WHAT TO WORK ON: In your copy, leave out the pictures; write out all the data exactly.

INPUT MATERIAL:

+++++

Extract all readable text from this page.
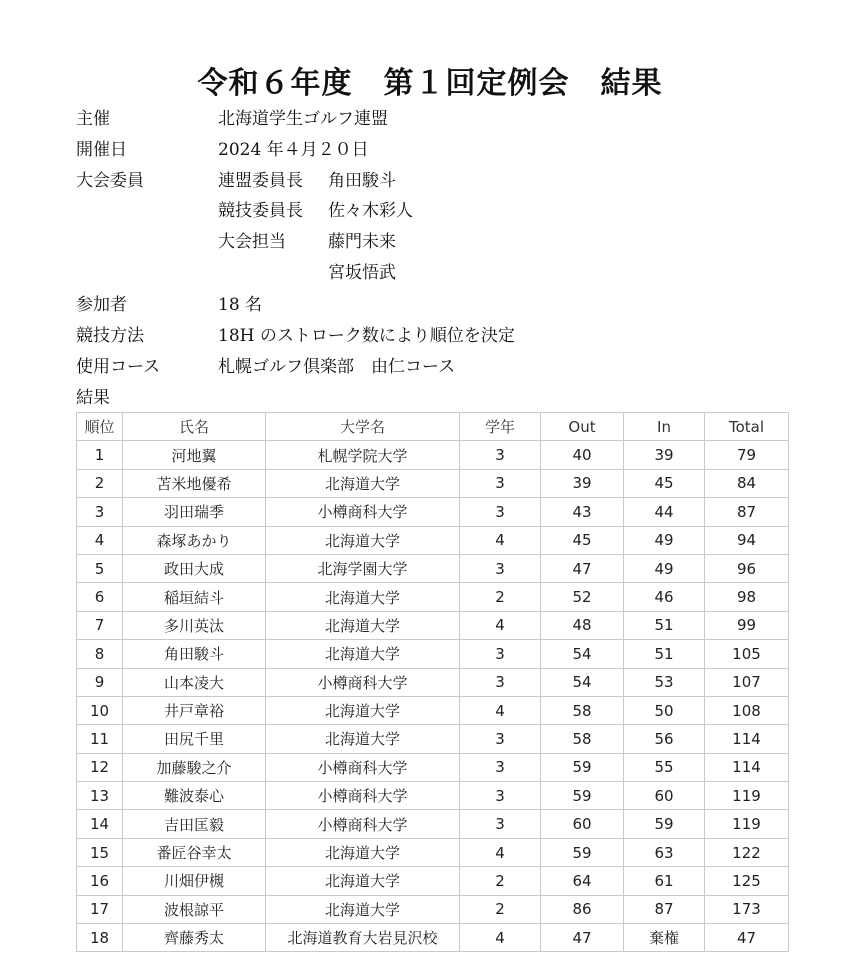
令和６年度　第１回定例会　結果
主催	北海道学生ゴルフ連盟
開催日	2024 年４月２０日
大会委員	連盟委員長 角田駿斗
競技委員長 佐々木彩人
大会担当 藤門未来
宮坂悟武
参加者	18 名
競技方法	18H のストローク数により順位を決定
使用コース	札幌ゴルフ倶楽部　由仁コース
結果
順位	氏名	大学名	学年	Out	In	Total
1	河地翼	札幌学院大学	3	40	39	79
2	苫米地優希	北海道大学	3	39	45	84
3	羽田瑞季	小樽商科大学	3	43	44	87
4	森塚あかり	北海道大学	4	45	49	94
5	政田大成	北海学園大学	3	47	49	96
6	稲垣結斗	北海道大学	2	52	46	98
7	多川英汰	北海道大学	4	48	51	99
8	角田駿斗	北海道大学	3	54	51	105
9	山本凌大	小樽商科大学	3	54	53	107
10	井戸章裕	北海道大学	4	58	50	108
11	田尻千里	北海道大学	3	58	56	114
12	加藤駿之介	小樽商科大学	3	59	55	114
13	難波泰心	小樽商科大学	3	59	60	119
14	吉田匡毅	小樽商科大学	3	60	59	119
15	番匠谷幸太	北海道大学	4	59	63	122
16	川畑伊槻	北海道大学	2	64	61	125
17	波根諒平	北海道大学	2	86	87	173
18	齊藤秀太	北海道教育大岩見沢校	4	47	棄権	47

+++++

EXERCISE SOLUTION:
Extract all readable text from this page.
令和６年度　第１回定例会　結果
主催	北海道学生ゴルフ連盟
開催日	2024 年４月２０日
大会委員	連盟委員長 角田駿斗
競技委員長 佐々木彩人
大会担当 藤門未来
宮坂悟武
参加者	18 名
競技方法	18H のストローク数により順位を決定
使用コース	札幌ゴルフ倶楽部　由仁コース
結果
順位	氏名	大学名	学年	Out	In	Total
1	河地翼	札幌学院大学	3	40	39	79
2	苫米地優希	北海道大学	3	39	45	84
3	羽田瑞季	小樽商科大学	3	43	44	87
4	森塚あかり	北海道大学	4	45	49	94
5	政田大成	北海学園大学	3	47	49	96
6	稲垣結斗	北海道大学	2	52	46	98
7	多川英汰	北海道大学	4	48	51	99
8	角田駿斗	北海道大学	3	54	51	105
9	山本凌大	小樽商科大学	3	54	53	107
10	井戸章裕	北海道大学	4	58	50	108
11	田尻千里	北海道大学	3	58	56	114
12	加藤駿之介	小樽商科大学	3	59	55	114
13	難波泰心	小樽商科大学	3	59	60	119
14	吉田匡毅	小樽商科大学	3	60	59	119
15	番匠谷幸太	北海道大学	4	59	63	122
16	川畑伊槻	北海道大学	2	64	61	125
17	波根諒平	北海道大学	2	86	87	173
18	齊藤秀太	北海道教育大岩見沢校	4	47	棄権	47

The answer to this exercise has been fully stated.